Filter the entries and keep only the lines where the string "chnmoney" appears.

--

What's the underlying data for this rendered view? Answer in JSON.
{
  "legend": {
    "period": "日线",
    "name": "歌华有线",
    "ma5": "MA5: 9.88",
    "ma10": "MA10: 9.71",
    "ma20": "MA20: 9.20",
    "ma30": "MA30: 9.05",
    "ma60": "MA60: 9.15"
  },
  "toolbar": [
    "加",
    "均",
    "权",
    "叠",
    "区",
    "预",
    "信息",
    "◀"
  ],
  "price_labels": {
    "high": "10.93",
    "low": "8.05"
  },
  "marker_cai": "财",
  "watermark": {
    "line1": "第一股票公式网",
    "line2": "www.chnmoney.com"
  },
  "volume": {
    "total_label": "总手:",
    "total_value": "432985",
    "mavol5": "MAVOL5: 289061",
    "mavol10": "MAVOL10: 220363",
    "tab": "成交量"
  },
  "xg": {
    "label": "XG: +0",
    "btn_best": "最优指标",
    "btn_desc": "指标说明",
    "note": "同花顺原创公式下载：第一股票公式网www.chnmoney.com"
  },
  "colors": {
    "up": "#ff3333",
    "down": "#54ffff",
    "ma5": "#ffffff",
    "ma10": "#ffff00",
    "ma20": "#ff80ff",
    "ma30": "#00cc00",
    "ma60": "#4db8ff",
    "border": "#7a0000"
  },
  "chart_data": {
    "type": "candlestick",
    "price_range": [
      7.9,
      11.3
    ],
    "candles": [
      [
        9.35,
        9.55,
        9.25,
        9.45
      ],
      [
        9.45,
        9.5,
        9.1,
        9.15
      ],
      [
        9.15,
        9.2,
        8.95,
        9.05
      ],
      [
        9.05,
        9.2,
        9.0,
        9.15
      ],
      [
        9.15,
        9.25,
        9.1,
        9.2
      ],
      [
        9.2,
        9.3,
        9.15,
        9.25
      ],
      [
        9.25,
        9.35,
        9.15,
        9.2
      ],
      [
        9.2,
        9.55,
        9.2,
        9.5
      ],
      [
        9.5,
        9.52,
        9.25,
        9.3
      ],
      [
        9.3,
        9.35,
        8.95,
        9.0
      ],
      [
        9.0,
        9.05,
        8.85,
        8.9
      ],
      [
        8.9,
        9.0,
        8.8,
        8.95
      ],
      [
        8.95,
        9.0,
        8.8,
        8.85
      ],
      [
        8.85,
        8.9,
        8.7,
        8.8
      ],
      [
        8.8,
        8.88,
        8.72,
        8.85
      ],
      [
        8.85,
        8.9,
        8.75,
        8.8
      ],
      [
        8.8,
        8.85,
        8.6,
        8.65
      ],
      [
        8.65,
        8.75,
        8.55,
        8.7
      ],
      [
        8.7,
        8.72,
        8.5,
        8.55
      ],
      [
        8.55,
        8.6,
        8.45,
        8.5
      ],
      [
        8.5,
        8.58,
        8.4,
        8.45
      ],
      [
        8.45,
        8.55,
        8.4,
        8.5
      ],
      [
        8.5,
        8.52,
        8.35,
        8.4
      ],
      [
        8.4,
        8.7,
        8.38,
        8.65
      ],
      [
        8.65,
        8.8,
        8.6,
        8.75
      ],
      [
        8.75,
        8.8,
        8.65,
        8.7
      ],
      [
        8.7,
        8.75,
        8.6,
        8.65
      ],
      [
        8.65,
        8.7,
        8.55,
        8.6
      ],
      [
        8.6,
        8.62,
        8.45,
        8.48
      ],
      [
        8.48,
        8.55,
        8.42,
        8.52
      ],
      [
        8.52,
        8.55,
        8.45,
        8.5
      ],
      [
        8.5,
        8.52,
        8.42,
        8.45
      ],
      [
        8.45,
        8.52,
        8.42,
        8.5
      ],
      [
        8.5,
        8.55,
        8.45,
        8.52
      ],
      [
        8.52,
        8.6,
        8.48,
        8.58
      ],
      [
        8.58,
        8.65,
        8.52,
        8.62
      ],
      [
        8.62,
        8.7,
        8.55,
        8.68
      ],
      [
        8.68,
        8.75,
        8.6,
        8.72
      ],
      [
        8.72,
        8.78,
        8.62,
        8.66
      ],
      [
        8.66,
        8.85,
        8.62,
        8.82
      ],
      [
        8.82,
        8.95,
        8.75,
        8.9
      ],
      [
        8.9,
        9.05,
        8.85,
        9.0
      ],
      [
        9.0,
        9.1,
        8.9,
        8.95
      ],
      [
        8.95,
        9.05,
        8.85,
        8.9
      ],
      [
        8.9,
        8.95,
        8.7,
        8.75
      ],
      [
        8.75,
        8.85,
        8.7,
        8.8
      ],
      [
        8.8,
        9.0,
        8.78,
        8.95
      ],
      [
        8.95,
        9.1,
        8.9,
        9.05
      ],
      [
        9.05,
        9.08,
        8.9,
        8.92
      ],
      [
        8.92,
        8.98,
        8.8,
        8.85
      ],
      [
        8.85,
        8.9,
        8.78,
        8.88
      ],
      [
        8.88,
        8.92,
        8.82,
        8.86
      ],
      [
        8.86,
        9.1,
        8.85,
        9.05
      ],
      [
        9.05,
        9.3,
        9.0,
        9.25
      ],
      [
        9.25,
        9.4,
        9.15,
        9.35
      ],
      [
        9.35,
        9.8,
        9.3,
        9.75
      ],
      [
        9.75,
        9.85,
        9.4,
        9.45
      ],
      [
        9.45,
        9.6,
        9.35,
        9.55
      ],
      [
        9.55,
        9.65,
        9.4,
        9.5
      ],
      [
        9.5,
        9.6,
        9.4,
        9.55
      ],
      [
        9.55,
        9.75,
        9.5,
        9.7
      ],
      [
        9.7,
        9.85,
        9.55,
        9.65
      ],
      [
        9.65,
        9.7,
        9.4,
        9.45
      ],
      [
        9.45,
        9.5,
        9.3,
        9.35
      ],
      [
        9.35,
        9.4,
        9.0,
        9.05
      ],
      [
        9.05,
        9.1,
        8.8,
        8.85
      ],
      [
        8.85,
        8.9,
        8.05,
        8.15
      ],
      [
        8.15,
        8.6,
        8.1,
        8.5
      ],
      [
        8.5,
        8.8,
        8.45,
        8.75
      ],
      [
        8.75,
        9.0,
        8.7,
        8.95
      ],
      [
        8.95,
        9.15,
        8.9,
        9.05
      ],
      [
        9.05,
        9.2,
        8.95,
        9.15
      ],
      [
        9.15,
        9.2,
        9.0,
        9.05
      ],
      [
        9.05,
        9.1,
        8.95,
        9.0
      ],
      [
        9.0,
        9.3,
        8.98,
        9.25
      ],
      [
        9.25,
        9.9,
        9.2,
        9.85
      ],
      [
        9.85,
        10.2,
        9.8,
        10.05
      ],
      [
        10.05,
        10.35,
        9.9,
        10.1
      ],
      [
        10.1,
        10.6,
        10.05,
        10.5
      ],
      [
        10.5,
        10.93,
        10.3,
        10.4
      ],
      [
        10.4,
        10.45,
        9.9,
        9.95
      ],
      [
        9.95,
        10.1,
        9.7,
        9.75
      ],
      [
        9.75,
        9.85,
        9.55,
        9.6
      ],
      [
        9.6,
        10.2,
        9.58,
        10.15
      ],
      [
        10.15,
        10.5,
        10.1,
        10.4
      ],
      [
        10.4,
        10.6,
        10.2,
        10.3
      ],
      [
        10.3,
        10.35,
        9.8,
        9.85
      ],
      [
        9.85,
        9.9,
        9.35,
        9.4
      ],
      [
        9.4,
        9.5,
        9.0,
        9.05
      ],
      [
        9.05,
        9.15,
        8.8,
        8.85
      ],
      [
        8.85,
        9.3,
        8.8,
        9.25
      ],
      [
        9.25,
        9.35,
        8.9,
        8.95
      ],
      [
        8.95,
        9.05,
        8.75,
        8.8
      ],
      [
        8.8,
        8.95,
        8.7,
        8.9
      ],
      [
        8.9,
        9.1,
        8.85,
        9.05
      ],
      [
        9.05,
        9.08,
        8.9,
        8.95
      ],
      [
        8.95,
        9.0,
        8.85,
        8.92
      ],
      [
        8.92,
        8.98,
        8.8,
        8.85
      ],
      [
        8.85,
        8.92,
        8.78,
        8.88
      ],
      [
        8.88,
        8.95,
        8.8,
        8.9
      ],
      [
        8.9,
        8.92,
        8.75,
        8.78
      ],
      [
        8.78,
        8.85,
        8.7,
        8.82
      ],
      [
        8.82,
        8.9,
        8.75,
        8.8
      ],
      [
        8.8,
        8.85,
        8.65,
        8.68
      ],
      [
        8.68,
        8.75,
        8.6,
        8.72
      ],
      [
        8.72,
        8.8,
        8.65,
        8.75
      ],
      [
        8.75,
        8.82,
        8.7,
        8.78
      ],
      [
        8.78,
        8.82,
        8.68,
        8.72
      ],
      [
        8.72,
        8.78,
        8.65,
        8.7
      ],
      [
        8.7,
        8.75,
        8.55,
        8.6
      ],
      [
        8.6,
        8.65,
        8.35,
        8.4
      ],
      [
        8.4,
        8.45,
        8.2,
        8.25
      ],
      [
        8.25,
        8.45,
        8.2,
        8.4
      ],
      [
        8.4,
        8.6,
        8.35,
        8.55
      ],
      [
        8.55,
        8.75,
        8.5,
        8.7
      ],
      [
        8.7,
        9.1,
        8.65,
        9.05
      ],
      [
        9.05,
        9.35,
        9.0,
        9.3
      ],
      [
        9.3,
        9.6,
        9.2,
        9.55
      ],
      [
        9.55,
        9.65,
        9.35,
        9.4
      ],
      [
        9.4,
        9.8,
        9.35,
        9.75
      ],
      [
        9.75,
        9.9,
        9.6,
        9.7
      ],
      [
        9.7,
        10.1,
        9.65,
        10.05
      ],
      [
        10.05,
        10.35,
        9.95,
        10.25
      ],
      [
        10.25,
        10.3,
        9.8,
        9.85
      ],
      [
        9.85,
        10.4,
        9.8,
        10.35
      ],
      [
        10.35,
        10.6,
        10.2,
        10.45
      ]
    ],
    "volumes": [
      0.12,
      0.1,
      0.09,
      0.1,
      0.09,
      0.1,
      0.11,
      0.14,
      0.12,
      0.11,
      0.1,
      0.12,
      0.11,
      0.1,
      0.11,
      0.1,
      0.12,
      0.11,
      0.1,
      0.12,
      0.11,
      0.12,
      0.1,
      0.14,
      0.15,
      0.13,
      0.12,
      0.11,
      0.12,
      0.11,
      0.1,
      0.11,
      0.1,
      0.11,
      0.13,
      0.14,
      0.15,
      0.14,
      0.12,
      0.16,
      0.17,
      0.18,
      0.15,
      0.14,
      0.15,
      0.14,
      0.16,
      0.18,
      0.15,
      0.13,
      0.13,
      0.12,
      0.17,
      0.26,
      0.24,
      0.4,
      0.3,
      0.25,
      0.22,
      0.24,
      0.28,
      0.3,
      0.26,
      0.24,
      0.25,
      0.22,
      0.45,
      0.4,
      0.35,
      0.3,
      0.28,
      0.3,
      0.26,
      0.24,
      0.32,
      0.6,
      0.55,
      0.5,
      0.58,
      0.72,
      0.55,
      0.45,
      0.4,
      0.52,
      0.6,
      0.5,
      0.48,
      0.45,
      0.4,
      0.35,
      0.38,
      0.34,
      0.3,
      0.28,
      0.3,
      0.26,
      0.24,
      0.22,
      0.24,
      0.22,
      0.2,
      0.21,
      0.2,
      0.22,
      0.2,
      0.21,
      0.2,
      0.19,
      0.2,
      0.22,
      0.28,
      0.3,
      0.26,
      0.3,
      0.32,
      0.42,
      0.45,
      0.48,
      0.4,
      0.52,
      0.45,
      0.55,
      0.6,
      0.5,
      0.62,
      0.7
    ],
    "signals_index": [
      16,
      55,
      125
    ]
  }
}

--

◆ **Answer to this task**
    "line2": "www.chnmoney.com"
    "note": "同花顺原创公式下载：第一股票公式网www.chnmoney.com"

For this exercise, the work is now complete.